### Given request
Pick out each line of the listing below that contains the string "life", and copy those lines.

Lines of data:
_____

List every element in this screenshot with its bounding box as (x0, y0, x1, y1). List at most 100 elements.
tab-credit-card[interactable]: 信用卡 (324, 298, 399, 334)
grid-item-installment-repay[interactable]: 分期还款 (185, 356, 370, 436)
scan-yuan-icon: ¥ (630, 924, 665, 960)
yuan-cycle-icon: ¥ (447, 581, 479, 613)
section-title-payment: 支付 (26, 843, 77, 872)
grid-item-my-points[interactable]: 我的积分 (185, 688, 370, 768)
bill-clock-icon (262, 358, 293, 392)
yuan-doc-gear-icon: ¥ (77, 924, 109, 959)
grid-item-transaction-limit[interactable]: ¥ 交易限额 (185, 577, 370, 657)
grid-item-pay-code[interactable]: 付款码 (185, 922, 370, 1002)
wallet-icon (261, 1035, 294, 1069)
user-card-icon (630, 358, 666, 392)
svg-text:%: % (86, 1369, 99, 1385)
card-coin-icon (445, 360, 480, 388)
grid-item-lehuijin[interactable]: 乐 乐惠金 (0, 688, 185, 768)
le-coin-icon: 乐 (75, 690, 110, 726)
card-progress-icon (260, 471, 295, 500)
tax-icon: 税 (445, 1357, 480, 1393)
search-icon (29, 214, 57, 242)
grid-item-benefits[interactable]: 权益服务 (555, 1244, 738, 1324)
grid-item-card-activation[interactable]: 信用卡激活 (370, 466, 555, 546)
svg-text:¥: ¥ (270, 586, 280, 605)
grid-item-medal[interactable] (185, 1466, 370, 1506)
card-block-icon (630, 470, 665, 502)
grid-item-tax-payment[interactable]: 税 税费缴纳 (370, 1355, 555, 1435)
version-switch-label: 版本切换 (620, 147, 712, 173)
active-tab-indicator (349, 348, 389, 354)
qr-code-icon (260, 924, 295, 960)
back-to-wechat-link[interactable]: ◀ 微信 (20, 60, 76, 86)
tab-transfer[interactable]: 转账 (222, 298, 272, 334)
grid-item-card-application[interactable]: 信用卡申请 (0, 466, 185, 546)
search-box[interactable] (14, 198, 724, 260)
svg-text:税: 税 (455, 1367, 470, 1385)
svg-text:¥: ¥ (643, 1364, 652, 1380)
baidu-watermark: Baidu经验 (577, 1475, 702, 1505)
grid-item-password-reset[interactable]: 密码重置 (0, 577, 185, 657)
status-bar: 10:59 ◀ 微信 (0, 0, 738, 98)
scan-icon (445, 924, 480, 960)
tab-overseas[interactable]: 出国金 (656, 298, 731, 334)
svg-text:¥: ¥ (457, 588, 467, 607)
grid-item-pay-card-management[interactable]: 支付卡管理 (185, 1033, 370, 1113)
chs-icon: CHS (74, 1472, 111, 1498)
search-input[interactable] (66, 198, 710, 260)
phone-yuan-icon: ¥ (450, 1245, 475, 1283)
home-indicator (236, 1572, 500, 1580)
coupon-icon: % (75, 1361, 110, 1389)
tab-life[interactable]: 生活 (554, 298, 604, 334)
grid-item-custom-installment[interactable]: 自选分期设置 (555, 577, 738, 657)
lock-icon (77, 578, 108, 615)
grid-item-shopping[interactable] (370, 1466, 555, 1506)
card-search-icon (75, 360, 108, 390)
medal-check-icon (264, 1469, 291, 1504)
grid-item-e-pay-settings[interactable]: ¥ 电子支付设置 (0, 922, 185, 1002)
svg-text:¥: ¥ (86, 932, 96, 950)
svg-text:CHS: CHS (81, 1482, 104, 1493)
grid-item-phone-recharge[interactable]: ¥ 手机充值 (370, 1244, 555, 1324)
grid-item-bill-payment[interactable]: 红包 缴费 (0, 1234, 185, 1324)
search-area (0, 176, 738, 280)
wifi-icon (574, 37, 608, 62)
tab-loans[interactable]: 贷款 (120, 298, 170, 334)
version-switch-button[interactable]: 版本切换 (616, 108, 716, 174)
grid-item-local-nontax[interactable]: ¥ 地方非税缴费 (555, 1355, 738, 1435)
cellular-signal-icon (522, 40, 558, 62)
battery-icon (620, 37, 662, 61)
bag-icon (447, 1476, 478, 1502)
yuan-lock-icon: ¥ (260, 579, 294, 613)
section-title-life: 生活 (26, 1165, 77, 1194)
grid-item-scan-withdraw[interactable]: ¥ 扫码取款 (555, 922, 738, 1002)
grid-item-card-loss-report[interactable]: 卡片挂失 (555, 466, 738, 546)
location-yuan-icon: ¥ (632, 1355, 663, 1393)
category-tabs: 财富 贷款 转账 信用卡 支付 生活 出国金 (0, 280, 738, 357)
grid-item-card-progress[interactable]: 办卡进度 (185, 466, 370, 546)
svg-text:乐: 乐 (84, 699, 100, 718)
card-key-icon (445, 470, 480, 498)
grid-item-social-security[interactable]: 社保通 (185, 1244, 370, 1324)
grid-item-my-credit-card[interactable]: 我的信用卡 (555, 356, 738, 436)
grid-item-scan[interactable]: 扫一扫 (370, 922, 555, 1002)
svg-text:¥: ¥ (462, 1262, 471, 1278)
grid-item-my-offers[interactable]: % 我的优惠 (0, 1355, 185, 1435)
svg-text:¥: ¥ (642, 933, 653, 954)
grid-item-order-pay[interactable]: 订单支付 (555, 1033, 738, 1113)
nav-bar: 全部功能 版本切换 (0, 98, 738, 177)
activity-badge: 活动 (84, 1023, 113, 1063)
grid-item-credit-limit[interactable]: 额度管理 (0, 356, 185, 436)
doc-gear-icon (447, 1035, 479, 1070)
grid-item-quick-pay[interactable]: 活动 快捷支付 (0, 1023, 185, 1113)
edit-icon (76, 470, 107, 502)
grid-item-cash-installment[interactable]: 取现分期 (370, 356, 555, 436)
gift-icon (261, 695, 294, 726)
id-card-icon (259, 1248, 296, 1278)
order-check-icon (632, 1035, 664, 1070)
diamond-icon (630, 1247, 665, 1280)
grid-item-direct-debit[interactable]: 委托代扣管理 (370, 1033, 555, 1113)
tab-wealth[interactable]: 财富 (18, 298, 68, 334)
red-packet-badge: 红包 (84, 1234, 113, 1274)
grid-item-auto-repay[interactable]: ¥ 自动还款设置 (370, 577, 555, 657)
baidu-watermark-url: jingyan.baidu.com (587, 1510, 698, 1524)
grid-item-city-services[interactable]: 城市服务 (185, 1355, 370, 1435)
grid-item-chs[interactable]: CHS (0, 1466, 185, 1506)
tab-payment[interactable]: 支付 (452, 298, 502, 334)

_____

### Reply
tab-life[interactable]: 生活 (554, 298, 604, 334)
section-title-life: 生活 (26, 1165, 77, 1194)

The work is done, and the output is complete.